* [Dataset records]:
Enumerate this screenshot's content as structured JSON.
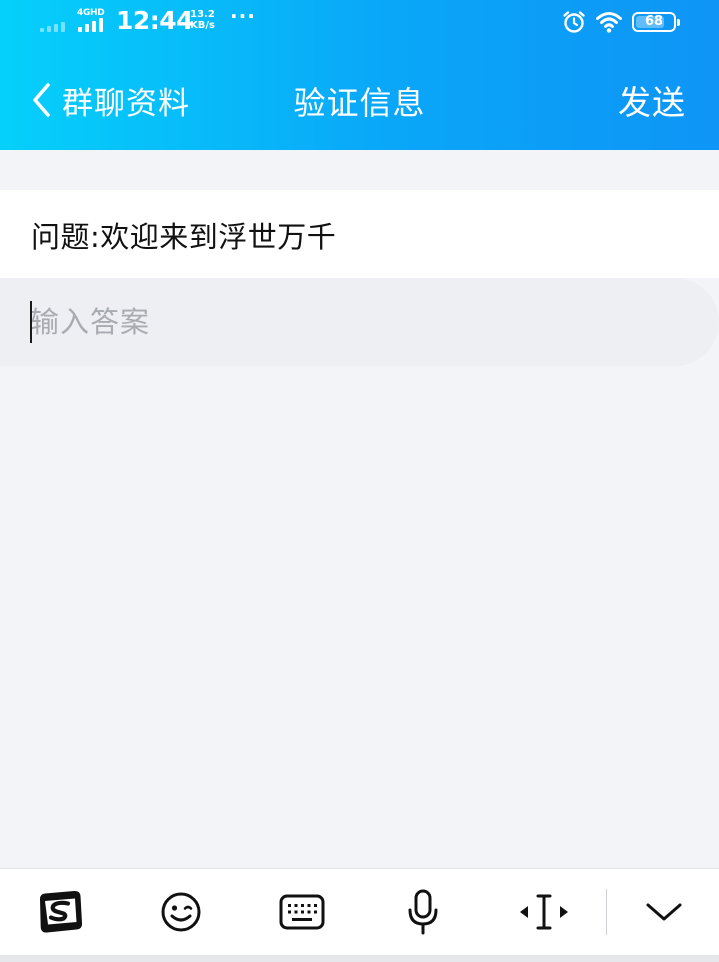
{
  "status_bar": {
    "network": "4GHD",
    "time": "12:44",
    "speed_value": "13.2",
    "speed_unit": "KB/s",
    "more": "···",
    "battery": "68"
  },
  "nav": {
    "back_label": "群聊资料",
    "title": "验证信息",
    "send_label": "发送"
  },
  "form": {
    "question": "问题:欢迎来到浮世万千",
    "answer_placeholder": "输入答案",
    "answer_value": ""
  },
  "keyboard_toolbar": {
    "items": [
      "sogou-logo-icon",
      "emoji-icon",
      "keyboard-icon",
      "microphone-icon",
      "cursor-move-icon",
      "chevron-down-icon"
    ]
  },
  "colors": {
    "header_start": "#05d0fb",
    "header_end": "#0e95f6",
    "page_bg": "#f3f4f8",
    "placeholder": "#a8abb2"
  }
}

* [What this task involves]:
Transcribe all the records above word for word, without their images.

* [Exercise result]:
Enumerate this screenshot's content as structured JSON.
{
  "status_bar": {
    "network": "4GHD",
    "time": "12:44",
    "speed_value": "13.2",
    "speed_unit": "KB/s",
    "more": "···",
    "battery": "68"
  },
  "nav": {
    "back_label": "群聊资料",
    "title": "验证信息",
    "send_label": "发送"
  },
  "form": {
    "question": "问题:欢迎来到浮世万千",
    "answer_placeholder": "输入答案",
    "answer_value": ""
  },
  "keyboard_toolbar": {
    "items": [
      "sogou-logo-icon",
      "emoji-icon",
      "keyboard-icon",
      "microphone-icon",
      "cursor-move-icon",
      "chevron-down-icon"
    ]
  },
  "colors": {
    "header_start": "#05d0fb",
    "header_end": "#0e95f6",
    "page_bg": "#f3f4f8",
    "placeholder": "#a8abb2"
  }
}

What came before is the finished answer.